Return, unchanged, every line from the start of the records through the line containing "331, 256, 351]", including that line.

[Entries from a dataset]
══════

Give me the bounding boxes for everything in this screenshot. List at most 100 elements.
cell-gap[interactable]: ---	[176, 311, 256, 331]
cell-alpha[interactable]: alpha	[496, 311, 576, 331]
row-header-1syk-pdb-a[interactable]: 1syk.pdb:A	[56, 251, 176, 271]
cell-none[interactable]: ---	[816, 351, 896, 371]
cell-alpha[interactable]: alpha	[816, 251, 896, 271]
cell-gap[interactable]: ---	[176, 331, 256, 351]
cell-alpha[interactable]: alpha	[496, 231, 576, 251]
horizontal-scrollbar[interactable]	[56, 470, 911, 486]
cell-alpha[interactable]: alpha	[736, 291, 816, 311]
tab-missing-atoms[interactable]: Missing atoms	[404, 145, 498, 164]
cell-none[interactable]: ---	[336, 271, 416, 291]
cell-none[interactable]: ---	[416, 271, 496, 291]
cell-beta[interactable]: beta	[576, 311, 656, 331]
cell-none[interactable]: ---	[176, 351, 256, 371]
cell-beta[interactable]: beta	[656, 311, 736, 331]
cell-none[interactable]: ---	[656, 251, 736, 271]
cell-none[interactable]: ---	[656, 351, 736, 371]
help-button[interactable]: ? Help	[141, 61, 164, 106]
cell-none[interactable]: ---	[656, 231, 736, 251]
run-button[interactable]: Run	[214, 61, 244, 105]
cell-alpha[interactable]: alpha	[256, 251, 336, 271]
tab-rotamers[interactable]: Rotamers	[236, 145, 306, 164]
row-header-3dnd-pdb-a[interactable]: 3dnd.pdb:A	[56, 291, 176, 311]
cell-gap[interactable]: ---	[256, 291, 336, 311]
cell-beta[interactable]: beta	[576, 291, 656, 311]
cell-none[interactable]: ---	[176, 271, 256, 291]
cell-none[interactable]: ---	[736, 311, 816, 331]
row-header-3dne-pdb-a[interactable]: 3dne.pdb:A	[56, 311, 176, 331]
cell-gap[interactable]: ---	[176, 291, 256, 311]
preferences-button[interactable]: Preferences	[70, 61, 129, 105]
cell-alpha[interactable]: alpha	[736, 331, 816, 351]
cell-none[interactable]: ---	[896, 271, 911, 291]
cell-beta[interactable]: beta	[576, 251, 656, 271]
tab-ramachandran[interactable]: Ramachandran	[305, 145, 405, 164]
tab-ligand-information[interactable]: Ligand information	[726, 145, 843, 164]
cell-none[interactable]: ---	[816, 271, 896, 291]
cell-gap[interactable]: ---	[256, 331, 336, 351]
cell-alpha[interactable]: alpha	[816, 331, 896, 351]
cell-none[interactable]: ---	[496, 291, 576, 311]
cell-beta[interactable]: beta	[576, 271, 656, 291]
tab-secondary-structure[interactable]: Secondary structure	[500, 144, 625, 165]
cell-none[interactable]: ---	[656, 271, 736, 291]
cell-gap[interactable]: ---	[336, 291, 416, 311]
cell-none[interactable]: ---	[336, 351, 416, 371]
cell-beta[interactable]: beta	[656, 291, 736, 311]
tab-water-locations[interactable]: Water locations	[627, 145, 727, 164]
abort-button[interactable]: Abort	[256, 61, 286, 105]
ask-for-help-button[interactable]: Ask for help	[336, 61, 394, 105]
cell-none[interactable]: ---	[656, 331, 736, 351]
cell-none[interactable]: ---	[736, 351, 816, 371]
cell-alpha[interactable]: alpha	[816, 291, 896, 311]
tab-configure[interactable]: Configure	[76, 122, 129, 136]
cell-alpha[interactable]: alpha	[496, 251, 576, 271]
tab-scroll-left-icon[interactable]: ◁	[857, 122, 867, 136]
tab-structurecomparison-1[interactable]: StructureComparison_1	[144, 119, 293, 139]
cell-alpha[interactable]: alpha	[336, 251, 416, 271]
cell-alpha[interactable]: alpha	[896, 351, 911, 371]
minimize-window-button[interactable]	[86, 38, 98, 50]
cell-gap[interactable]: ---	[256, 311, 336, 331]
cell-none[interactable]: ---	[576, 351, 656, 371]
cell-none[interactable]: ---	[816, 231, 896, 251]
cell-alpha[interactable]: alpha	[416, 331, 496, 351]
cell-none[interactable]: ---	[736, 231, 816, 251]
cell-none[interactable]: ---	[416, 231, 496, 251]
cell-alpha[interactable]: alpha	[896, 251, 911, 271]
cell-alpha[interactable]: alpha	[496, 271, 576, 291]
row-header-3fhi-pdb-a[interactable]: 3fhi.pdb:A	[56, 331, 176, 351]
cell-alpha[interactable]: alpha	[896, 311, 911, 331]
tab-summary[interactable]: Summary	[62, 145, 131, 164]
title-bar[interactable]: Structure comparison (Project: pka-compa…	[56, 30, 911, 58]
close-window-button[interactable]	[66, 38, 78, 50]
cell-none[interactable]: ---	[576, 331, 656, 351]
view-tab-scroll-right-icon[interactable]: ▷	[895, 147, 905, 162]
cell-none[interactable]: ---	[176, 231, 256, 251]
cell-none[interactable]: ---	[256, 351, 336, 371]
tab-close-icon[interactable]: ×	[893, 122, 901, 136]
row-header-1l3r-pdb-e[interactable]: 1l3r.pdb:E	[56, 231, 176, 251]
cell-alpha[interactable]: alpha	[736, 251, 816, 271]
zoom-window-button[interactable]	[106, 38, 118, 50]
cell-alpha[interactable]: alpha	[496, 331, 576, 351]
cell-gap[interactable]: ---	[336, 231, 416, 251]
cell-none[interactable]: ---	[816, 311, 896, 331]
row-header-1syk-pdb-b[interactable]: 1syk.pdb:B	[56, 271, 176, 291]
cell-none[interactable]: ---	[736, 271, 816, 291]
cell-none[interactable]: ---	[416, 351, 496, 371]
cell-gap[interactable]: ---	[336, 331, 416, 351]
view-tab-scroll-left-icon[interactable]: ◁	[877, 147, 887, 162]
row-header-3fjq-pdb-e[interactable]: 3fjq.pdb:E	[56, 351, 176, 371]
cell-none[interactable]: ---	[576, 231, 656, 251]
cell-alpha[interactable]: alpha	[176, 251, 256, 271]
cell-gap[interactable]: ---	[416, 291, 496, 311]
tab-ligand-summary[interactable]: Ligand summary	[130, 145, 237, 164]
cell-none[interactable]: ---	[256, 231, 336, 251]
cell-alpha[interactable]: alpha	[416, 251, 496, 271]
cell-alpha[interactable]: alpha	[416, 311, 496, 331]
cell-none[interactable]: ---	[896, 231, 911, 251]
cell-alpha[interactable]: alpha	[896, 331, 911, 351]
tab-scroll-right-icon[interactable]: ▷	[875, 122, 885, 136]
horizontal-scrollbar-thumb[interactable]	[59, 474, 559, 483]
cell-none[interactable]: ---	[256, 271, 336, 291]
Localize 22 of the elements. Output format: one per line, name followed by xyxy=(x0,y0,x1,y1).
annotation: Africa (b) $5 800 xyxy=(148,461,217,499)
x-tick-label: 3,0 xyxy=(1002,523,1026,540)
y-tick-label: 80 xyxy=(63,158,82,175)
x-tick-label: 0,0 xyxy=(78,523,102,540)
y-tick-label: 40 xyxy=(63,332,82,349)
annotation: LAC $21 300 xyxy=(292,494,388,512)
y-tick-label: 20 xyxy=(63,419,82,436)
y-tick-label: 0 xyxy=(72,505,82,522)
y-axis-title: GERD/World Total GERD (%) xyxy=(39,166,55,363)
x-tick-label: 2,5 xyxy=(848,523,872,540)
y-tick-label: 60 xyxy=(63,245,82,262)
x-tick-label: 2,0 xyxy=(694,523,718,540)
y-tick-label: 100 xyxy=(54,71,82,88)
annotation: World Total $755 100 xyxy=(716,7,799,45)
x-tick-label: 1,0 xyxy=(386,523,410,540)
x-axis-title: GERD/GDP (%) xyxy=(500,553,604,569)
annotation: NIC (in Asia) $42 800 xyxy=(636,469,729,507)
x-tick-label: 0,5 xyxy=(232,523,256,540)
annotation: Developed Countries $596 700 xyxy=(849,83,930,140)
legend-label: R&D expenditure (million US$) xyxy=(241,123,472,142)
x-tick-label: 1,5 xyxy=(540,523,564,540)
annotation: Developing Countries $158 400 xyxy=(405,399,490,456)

══════

RESULT:
Give me the bounding boxes for everything in this screenshot. List at most 100 elements.
cell-gap[interactable]: ---	[176, 311, 256, 331]
cell-alpha[interactable]: alpha	[496, 311, 576, 331]
row-header-1syk-pdb-a[interactable]: 1syk.pdb:A	[56, 251, 176, 271]
cell-none[interactable]: ---	[816, 351, 896, 371]
cell-alpha[interactable]: alpha	[816, 251, 896, 271]
cell-gap[interactable]: ---	[176, 331, 256, 351]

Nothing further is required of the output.